> Aim
Are you able to retype all the records below exactly?

> Data provided
+++
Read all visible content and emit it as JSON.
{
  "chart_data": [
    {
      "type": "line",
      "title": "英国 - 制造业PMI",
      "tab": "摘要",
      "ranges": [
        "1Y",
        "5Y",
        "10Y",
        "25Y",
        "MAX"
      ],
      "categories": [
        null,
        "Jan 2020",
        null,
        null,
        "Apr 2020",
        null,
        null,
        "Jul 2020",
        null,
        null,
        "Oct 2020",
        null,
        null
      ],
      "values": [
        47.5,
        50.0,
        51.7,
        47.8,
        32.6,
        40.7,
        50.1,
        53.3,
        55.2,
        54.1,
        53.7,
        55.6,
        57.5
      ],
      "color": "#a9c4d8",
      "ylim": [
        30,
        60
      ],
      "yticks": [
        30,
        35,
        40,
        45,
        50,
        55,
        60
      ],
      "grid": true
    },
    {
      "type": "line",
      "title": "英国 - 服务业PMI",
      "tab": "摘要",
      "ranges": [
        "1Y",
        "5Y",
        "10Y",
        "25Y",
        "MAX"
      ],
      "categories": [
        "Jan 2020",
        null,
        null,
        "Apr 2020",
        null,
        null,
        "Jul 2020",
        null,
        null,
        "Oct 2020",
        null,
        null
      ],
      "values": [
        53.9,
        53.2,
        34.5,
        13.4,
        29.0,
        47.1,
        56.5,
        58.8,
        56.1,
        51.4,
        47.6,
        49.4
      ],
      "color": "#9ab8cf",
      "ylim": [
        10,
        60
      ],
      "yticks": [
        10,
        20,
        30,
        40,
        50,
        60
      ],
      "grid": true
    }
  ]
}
+++
> Answer below
Read all visible content and emit it as JSON.
{
  "chart_data": [
    {
      "type": "line",
      "title": "英国 - 制造业PMI",
      "tab": "摘要",
      "ranges": [
        "1Y",
        "5Y",
        "10Y",
        "25Y",
        "MAX"
      ],
      "categories": [
        null,
        "Jan 2020",
        null,
        null,
        "Apr 2020",
        null,
        null,
        "Jul 2020",
        null,
        null,
        "Oct 2020",
        null,
        null
      ],
      "values": [
        47.5,
        50.0,
        51.7,
        47.8,
        32.6,
        40.7,
        50.1,
        53.3,
        55.2,
        54.1,
        53.7,
        55.6,
        57.5
      ],
      "color": "#a9c4d8",
      "ylim": [
        30,
        60
      ],
      "yticks": [
        30,
        35,
        40,
        45,
        50,
        55,
        60
      ],
      "grid": true
    },
    {
      "type": "line",
      "title": "英国 - 服务业PMI",
      "tab": "摘要",
      "ranges": [
        "1Y",
        "5Y",
        "10Y",
        "25Y",
        "MAX"
      ],
      "categories": [
        "Jan 2020",
        null,
        null,
        "Apr 2020",
        null,
        null,
        "Jul 2020",
        null,
        null,
        "Oct 2020",
        null,
        null
      ],
      "values": [
        53.9,
        53.2,
        34.5,
        13.4,
        29.0,
        47.1,
        56.5,
        58.8,
        56.1,
        51.4,
        47.6,
        49.4
      ],
      "color": "#9ab8cf",
      "ylim": [
        10,
        60
      ],
      "yticks": [
        10,
        20,
        30,
        40,
        50,
        60
      ],
      "grid": true
    }
  ]
}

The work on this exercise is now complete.